• _Provided information_
- - - - - - -

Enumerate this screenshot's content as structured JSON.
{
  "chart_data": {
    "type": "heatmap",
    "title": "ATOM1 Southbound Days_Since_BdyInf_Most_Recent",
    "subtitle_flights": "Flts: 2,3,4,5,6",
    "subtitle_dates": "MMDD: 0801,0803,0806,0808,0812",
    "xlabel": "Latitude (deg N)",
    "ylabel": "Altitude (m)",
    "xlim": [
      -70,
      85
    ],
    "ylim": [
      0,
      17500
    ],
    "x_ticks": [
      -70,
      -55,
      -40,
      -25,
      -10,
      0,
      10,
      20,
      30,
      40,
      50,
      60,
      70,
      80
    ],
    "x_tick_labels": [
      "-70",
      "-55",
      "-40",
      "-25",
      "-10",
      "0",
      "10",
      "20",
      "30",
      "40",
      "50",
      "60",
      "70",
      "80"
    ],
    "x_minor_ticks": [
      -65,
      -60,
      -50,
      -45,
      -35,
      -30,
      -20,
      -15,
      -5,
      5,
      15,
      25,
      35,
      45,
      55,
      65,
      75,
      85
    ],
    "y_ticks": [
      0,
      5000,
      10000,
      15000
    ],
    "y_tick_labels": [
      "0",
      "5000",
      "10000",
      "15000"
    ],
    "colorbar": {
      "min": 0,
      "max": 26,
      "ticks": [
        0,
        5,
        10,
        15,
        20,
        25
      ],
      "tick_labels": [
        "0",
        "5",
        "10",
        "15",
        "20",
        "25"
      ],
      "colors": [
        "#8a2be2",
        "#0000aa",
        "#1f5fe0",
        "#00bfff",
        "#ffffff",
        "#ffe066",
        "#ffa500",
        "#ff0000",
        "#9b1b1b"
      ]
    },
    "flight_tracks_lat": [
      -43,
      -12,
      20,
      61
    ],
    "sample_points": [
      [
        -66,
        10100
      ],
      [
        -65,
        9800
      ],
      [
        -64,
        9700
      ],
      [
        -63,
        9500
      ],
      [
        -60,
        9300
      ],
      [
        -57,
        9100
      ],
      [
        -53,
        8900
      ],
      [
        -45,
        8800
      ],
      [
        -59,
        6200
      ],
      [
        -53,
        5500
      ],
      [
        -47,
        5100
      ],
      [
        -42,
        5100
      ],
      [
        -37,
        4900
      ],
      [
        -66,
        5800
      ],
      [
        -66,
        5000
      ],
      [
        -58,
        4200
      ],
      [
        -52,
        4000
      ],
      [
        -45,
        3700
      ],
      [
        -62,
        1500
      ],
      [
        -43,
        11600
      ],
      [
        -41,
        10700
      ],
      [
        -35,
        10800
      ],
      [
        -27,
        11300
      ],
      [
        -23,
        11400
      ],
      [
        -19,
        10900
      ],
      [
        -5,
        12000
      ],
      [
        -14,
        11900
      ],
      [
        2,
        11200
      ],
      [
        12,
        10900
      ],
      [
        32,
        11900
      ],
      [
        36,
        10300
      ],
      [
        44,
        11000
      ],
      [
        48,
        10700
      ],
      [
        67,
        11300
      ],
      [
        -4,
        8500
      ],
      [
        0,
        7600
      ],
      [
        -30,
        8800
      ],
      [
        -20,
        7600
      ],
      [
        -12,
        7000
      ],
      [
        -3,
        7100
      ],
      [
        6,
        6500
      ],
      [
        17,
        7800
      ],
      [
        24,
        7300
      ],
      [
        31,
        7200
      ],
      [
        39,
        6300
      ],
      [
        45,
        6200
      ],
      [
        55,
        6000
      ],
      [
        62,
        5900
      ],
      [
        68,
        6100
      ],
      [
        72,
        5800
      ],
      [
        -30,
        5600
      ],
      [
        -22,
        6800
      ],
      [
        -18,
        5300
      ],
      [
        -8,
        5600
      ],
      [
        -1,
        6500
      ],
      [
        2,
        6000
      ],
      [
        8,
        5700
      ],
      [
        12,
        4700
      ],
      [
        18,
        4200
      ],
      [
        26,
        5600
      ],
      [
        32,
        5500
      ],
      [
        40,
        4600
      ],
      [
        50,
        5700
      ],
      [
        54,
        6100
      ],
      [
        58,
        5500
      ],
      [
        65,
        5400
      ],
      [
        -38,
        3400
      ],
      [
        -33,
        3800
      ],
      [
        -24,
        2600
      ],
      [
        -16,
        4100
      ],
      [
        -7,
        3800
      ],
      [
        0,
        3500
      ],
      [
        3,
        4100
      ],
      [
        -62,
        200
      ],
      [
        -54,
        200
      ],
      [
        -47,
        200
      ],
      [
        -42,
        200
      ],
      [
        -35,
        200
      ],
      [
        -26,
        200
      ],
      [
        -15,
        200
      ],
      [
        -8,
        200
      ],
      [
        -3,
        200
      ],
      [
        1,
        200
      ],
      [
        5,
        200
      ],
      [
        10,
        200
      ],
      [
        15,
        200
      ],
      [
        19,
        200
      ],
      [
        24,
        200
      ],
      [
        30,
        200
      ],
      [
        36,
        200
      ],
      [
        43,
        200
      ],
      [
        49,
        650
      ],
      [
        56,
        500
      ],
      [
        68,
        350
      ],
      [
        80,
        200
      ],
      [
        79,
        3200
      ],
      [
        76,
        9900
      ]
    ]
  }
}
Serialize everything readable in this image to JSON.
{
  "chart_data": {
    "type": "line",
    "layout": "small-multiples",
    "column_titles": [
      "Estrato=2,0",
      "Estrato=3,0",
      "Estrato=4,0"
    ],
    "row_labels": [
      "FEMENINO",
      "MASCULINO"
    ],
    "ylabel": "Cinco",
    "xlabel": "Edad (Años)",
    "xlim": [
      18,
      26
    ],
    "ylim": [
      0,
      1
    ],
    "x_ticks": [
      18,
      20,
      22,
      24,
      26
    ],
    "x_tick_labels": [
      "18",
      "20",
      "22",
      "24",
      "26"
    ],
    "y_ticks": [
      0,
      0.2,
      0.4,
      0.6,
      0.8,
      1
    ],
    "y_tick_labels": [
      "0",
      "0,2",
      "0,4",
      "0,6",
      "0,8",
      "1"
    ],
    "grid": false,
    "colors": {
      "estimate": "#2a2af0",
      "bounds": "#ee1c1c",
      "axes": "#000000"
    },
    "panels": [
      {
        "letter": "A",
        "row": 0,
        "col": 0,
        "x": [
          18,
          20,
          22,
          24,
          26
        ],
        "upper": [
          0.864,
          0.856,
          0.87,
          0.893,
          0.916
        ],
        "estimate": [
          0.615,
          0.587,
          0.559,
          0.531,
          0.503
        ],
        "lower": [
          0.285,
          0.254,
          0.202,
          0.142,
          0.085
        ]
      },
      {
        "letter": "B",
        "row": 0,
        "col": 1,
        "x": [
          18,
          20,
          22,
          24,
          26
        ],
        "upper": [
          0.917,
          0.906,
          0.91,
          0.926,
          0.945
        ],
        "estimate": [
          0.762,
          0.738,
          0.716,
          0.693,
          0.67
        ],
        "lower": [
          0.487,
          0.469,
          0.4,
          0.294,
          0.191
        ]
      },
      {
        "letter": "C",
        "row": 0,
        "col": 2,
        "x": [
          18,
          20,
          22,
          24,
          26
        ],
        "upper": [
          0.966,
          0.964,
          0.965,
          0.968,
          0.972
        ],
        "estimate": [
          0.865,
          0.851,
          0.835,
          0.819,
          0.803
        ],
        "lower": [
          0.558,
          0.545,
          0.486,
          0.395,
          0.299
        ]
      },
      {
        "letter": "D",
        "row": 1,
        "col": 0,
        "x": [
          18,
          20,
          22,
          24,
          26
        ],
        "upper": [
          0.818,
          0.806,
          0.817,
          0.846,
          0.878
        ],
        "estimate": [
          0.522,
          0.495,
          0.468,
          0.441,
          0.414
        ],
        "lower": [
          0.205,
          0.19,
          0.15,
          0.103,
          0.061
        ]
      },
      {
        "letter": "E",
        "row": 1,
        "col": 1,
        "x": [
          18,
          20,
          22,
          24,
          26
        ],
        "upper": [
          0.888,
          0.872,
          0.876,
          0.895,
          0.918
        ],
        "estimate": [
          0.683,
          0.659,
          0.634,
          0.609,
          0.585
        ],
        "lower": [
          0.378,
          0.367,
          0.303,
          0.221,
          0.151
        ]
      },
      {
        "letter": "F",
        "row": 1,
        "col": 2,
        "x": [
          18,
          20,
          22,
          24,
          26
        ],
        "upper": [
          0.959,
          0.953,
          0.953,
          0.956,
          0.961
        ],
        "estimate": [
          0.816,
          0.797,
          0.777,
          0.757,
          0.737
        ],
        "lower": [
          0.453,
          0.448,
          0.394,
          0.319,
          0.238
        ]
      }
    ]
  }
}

- - - - - - -

Copy out every line where the word "JSON" occurs.

• _Task response_
Enumerate this screenshot's content as structured JSON.
Serialize everything readable in this image to JSON.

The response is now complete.